| What is asked |
The records below are made of lines; count those holding the word "婚姻登记条例" and give the number only.

-- The data start --

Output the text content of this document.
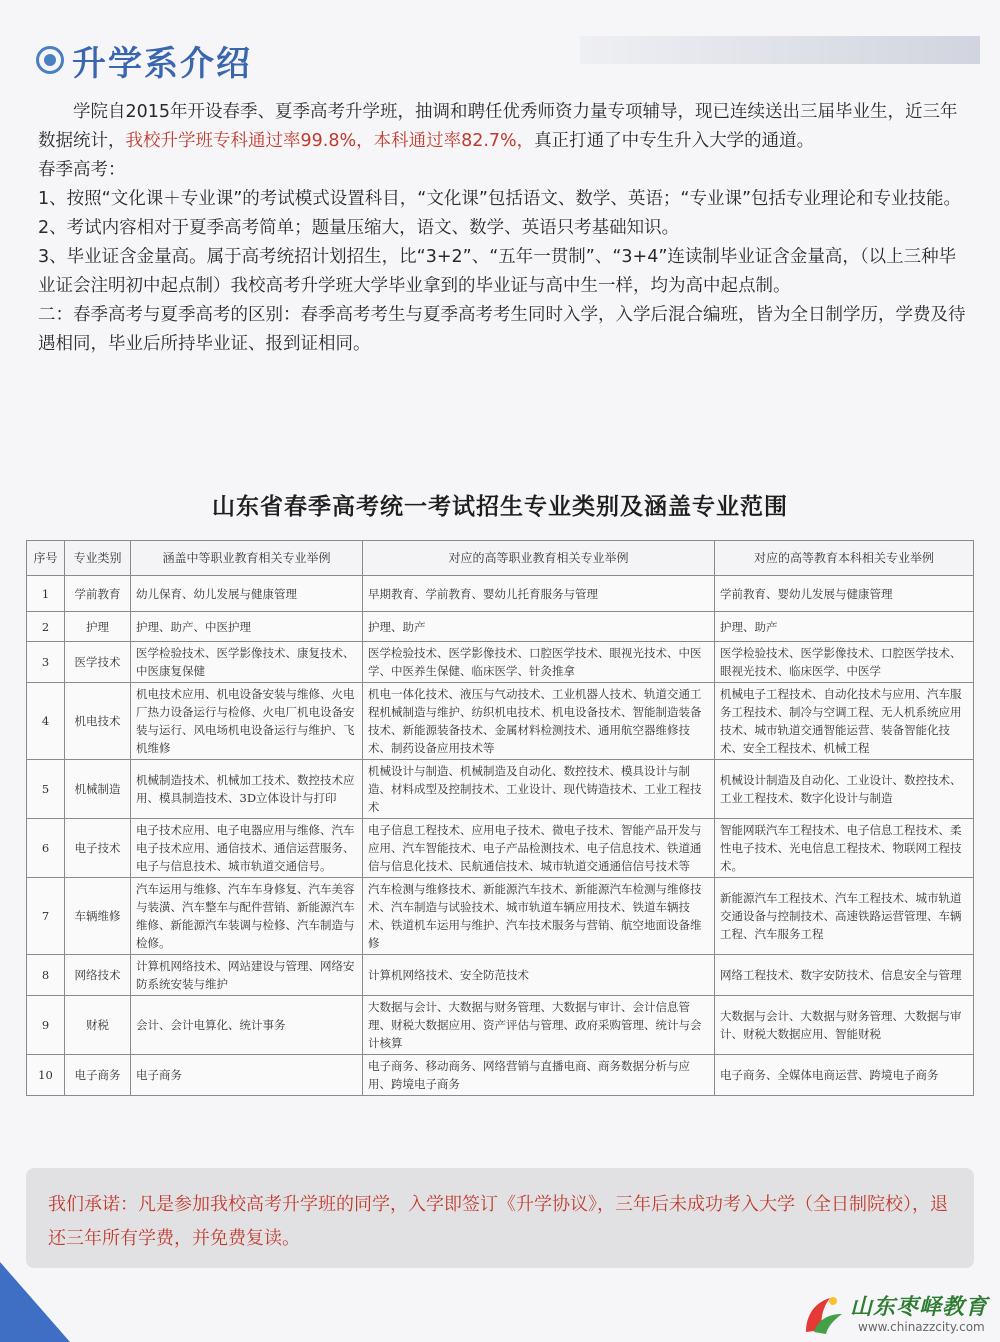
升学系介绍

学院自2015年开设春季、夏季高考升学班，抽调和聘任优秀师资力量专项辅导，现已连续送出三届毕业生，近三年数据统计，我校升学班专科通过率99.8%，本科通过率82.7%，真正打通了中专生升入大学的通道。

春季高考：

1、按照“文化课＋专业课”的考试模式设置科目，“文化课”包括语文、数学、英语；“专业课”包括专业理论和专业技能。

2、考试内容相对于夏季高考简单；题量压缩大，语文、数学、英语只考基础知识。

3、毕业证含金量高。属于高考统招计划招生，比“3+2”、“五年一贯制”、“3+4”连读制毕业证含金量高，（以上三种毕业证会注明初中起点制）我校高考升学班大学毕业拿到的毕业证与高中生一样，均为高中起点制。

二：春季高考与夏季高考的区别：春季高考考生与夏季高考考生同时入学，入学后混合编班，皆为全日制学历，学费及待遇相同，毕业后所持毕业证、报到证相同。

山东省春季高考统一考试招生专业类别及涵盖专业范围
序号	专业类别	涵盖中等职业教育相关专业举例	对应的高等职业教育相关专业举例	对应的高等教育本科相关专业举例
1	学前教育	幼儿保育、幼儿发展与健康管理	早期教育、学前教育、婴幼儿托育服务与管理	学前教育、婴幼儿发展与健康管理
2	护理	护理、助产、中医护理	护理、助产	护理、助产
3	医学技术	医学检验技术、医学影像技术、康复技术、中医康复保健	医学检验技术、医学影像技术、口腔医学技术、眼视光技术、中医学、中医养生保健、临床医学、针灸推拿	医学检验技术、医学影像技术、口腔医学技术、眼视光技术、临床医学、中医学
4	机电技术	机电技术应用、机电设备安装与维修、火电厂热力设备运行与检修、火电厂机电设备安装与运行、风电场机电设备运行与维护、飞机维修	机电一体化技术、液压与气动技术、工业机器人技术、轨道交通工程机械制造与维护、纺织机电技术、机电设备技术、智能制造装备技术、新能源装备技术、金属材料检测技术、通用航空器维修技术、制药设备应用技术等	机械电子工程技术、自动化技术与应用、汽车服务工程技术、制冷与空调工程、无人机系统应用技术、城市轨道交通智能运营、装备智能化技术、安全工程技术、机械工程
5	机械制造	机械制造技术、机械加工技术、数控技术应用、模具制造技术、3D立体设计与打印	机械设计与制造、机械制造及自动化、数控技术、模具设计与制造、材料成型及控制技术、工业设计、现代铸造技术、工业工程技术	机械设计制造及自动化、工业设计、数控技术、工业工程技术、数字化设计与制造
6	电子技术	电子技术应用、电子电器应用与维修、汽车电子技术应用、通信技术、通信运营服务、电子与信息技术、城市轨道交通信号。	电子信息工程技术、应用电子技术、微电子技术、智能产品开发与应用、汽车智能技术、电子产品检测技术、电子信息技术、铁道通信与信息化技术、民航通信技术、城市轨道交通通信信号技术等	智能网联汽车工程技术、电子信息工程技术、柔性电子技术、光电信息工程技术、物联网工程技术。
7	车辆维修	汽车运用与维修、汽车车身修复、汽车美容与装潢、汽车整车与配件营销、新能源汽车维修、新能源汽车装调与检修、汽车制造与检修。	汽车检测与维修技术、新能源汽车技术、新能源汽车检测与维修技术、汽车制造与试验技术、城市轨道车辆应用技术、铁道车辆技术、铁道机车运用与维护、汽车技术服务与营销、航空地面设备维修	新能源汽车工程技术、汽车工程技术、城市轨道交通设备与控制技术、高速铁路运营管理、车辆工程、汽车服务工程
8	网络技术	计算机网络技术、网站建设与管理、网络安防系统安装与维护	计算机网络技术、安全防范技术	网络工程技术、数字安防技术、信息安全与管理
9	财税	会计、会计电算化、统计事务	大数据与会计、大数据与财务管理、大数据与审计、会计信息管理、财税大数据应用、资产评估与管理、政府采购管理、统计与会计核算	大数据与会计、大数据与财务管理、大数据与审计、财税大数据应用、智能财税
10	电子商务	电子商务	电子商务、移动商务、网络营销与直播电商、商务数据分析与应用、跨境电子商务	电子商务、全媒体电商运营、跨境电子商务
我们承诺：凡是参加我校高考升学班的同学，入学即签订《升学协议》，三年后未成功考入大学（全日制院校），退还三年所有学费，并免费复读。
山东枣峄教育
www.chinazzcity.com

-- The data end --
-- The data start --

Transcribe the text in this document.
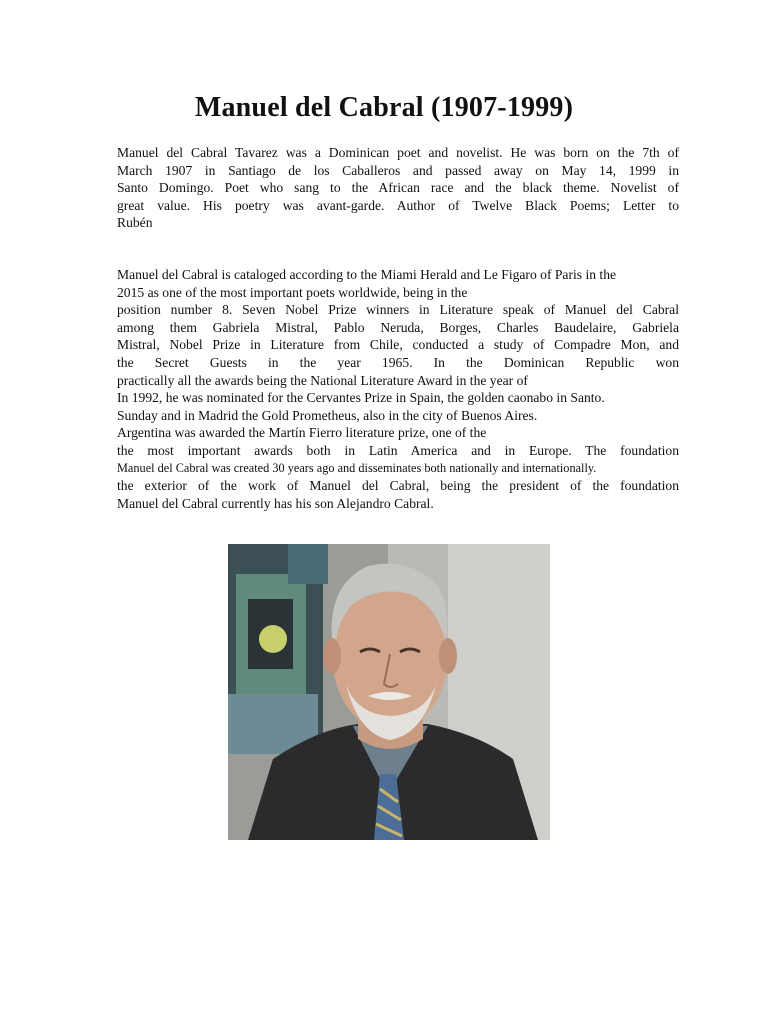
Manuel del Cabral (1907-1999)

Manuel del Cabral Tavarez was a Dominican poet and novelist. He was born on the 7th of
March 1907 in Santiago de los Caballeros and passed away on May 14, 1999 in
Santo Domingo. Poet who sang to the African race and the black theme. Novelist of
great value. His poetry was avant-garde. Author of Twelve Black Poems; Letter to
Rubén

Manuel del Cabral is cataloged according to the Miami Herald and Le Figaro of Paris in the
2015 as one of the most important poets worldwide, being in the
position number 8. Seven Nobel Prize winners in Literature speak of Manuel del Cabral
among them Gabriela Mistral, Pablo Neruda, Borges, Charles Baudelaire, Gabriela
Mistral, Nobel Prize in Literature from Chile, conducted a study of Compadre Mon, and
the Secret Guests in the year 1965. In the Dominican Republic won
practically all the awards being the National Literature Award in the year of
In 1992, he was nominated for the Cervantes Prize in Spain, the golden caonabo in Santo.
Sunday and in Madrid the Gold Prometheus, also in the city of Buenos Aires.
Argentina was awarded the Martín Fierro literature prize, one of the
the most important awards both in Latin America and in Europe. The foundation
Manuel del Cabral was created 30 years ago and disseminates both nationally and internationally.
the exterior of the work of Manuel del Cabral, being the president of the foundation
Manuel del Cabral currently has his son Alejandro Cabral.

-- The data end --
-- The data start --

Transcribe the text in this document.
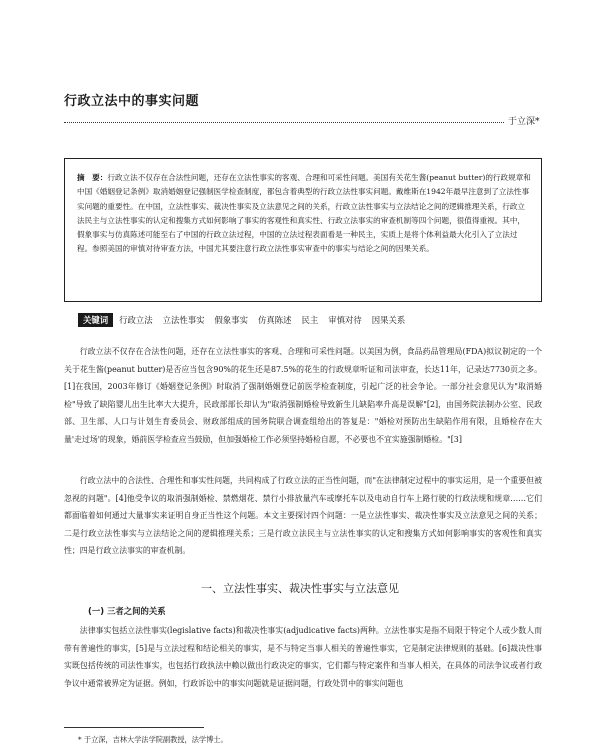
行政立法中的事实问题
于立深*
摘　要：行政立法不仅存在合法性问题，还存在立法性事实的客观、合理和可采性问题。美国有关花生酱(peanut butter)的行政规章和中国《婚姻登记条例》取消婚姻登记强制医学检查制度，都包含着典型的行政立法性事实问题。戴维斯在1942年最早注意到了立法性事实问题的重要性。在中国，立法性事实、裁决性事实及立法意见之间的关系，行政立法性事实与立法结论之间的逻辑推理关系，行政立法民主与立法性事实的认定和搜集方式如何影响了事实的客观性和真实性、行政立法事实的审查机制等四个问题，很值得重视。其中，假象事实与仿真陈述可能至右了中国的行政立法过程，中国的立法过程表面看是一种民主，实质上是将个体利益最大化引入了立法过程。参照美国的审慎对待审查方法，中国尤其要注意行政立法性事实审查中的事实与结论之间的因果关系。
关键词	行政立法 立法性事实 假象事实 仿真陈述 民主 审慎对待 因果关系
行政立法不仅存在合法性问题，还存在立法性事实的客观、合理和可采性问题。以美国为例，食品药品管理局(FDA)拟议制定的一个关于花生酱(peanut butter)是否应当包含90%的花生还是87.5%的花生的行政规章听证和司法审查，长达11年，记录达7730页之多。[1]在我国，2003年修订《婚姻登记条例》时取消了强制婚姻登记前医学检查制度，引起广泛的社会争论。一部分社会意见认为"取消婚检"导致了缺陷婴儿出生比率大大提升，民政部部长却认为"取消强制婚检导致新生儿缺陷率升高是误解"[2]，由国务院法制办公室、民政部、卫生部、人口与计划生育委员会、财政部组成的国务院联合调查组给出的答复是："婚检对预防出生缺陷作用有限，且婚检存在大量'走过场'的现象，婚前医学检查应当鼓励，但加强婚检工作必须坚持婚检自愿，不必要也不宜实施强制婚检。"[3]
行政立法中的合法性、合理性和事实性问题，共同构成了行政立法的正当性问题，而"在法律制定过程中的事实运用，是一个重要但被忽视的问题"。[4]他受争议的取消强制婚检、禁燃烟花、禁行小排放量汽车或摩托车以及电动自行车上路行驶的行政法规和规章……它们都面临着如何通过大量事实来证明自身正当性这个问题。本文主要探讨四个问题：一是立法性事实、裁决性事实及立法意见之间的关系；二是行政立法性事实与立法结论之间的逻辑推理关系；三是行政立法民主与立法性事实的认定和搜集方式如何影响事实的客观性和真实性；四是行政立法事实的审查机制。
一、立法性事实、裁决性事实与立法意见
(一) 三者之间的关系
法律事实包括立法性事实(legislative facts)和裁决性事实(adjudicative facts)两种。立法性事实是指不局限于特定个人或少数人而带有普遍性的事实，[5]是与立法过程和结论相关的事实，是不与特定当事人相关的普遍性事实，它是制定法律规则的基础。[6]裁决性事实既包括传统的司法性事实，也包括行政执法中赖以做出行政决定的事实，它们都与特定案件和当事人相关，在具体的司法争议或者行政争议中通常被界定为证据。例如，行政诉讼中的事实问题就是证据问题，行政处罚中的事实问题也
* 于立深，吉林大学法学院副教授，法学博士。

-- The data end --

| Finished task |
2